> **TASK DIRECTIONS**
What follows is a listing; restate every line of it word for word.

> **ENTRIES**
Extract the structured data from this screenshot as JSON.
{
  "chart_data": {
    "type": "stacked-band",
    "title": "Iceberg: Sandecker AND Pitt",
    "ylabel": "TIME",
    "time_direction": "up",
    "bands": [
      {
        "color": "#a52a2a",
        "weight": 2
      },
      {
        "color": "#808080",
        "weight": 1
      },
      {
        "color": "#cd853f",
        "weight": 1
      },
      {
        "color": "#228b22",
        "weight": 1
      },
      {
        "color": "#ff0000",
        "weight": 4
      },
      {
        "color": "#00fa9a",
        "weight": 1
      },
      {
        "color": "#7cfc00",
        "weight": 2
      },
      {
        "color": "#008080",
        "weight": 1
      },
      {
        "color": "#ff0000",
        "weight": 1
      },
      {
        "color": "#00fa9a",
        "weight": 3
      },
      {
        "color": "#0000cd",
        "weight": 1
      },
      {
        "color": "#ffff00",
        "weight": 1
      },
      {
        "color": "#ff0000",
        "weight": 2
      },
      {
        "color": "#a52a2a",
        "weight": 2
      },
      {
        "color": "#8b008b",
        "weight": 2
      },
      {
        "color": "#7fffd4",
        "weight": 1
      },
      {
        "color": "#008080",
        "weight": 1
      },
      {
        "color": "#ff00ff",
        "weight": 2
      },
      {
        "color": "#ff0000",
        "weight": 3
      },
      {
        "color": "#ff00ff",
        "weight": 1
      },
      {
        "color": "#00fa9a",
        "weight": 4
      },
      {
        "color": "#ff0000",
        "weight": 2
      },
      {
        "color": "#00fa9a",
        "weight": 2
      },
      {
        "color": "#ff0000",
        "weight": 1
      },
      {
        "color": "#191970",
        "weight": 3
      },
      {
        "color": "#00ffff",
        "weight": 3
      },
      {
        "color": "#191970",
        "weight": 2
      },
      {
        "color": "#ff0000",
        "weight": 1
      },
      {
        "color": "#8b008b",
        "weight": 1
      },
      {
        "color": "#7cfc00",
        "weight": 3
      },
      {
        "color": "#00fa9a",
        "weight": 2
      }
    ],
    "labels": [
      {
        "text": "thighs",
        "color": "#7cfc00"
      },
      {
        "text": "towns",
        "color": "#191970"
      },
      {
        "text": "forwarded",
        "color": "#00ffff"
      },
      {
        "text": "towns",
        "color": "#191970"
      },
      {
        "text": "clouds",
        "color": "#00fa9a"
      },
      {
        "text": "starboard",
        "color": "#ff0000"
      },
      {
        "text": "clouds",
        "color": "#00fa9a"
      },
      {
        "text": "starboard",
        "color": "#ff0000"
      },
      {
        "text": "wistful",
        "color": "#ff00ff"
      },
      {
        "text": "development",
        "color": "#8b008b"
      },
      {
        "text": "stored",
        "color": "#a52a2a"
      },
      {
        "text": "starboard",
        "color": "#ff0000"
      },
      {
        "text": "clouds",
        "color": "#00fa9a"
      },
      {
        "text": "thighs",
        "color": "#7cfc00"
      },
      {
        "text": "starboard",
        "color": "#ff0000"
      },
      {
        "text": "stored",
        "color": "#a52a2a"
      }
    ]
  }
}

> **REPLY TO THE EXERCISE**
Extract the structured data from this screenshot as JSON.
{
  "chart_data": {
    "type": "stacked-band",
    "title": "Iceberg: Sandecker AND Pitt",
    "ylabel": "TIME",
    "time_direction": "up",
    "bands": [
      {
        "color": "#a52a2a",
        "weight": 2
      },
      {
        "color": "#808080",
        "weight": 1
      },
      {
        "color": "#cd853f",
        "weight": 1
      },
      {
        "color": "#228b22",
        "weight": 1
      },
      {
        "color": "#ff0000",
        "weight": 4
      },
      {
        "color": "#00fa9a",
        "weight": 1
      },
      {
        "color": "#7cfc00",
        "weight": 2
      },
      {
        "color": "#008080",
        "weight": 1
      },
      {
        "color": "#ff0000",
        "weight": 1
      },
      {
        "color": "#00fa9a",
        "weight": 3
      },
      {
        "color": "#0000cd",
        "weight": 1
      },
      {
        "color": "#ffff00",
        "weight": 1
      },
      {
        "color": "#ff0000",
        "weight": 2
      },
      {
        "color": "#a52a2a",
        "weight": 2
      },
      {
        "color": "#8b008b",
        "weight": 2
      },
      {
        "color": "#7fffd4",
        "weight": 1
      },
      {
        "color": "#008080",
        "weight": 1
      },
      {
        "color": "#ff00ff",
        "weight": 2
      },
      {
        "color": "#ff0000",
        "weight": 3
      },
      {
        "color": "#ff00ff",
        "weight": 1
      },
      {
        "color": "#00fa9a",
        "weight": 4
      },
      {
        "color": "#ff0000",
        "weight": 2
      },
      {
        "color": "#00fa9a",
        "weight": 2
      },
      {
        "color": "#ff0000",
        "weight": 1
      },
      {
        "color": "#191970",
        "weight": 3
      },
      {
        "color": "#00ffff",
        "weight": 3
      },
      {
        "color": "#191970",
        "weight": 2
      },
      {
        "color": "#ff0000",
        "weight": 1
      },
      {
        "color": "#8b008b",
        "weight": 1
      },
      {
        "color": "#7cfc00",
        "weight": 3
      },
      {
        "color": "#00fa9a",
        "weight": 2
      }
    ],
    "labels": [
      {
        "text": "thighs",
        "color": "#7cfc00"
      },
      {
        "text": "towns",
        "color": "#191970"
      },
      {
        "text": "forwarded",
        "color": "#00ffff"
      },
      {
        "text": "towns",
        "color": "#191970"
      },
      {
        "text": "clouds",
        "color": "#00fa9a"
      },
      {
        "text": "starboard",
        "color": "#ff0000"
      },
      {
        "text": "clouds",
        "color": "#00fa9a"
      },
      {
        "text": "starboard",
        "color": "#ff0000"
      },
      {
        "text": "wistful",
        "color": "#ff00ff"
      },
      {
        "text": "development",
        "color": "#8b008b"
      },
      {
        "text": "stored",
        "color": "#a52a2a"
      },
      {
        "text": "starboard",
        "color": "#ff0000"
      },
      {
        "text": "clouds",
        "color": "#00fa9a"
      },
      {
        "text": "thighs",
        "color": "#7cfc00"
      },
      {
        "text": "starboard",
        "color": "#ff0000"
      },
      {
        "text": "stored",
        "color": "#a52a2a"
      }
    ]
  }
}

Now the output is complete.